Short problem
Below are some records; give them all again exactly, but not the pictures.

Input for this task
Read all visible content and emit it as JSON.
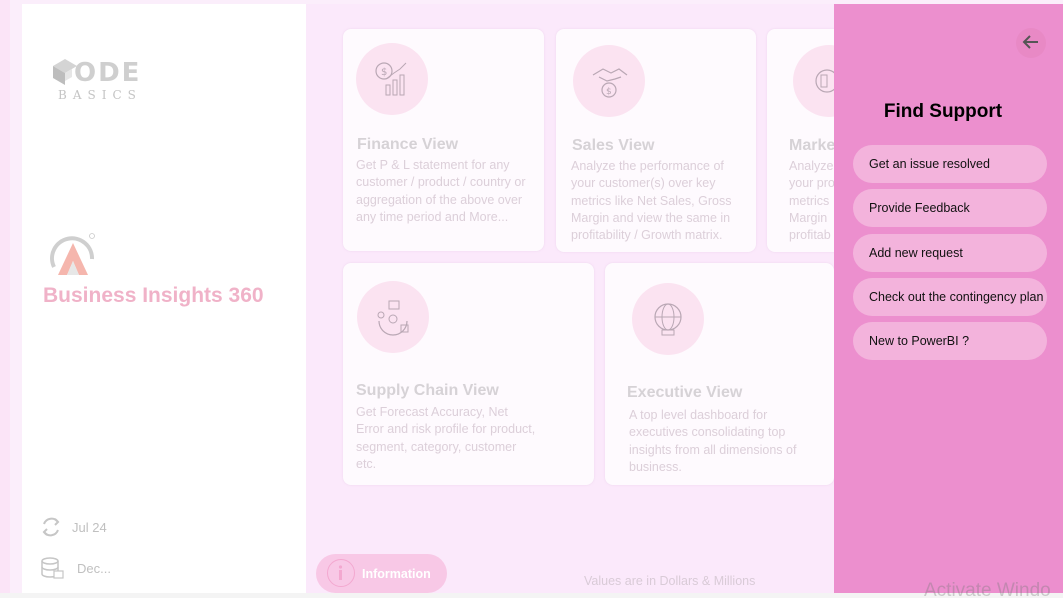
{
  "brand": {
    "logo_word": "ODE",
    "logo_sub": "BASICS",
    "app_title": "Business Insights 360"
  },
  "status": {
    "refresh_date": "Jul 24",
    "source_label": "Dec..."
  },
  "cards": [
    {
      "title": "Finance View",
      "desc": "Get P & L statement for any customer / product / country or aggregation of the above over any time period and More...",
      "icon": "finance-chart-icon"
    },
    {
      "title": "Sales View",
      "desc": "Analyze the performance of your customer(s) over key metrics like Net Sales, Gross Margin and view the same in profitability / Growth matrix.",
      "icon": "handshake-icon"
    },
    {
      "title": "Marke",
      "desc": "Analyze your pro metrics Margin profitab",
      "icon": "marketing-icon"
    },
    {
      "title": "Supply Chain View",
      "desc": "Get Forecast Accuracy, Net Error and risk profile for product, segment, category, customer etc.",
      "icon": "supply-chain-icon"
    },
    {
      "title": "Executive View",
      "desc": "A top level dashboard for executives consolidating top insights from all dimensions of business.",
      "icon": "executive-globe-icon"
    }
  ],
  "footer": {
    "info_label": "Information",
    "values_note": "Values are in Dollars & Millions"
  },
  "support": {
    "title": "Find Support",
    "buttons": [
      "Get an issue resolved",
      "Provide Feedback",
      "Add new request",
      "Check out the contingency plan",
      "New to PowerBI ?"
    ]
  },
  "watermark": "Activate Windo"
}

Finished exercise
Read all visible content and emit it as JSON.
{
  "brand": {
    "logo_word": "ODE",
    "logo_sub": "BASICS",
    "app_title": "Business Insights 360"
  },
  "status": {
    "refresh_date": "Jul 24",
    "source_label": "Dec..."
  },
  "cards": [
    {
      "title": "Finance View",
      "desc": "Get P & L statement for any customer / product / country or aggregation of the above over any time period and More...",
      "icon": "finance-chart-icon"
    },
    {
      "title": "Sales View",
      "desc": "Analyze the performance of your customer(s) over key metrics like Net Sales, Gross Margin and view the same in profitability / Growth matrix.",
      "icon": "handshake-icon"
    },
    {
      "title": "Marke",
      "desc": "Analyze your pro metrics Margin profitab",
      "icon": "marketing-icon"
    },
    {
      "title": "Supply Chain View",
      "desc": "Get Forecast Accuracy, Net Error and risk profile for product, segment, category, customer etc.",
      "icon": "supply-chain-icon"
    },
    {
      "title": "Executive View",
      "desc": "A top level dashboard for executives consolidating top insights from all dimensions of business.",
      "icon": "executive-globe-icon"
    }
  ],
  "footer": {
    "info_label": "Information",
    "values_note": "Values are in Dollars & Millions"
  },
  "support": {
    "title": "Find Support",
    "buttons": [
      "Get an issue resolved",
      "Provide Feedback",
      "Add new request",
      "Check out the contingency plan",
      "New to PowerBI ?"
    ]
  },
  "watermark": "Activate Windo"
}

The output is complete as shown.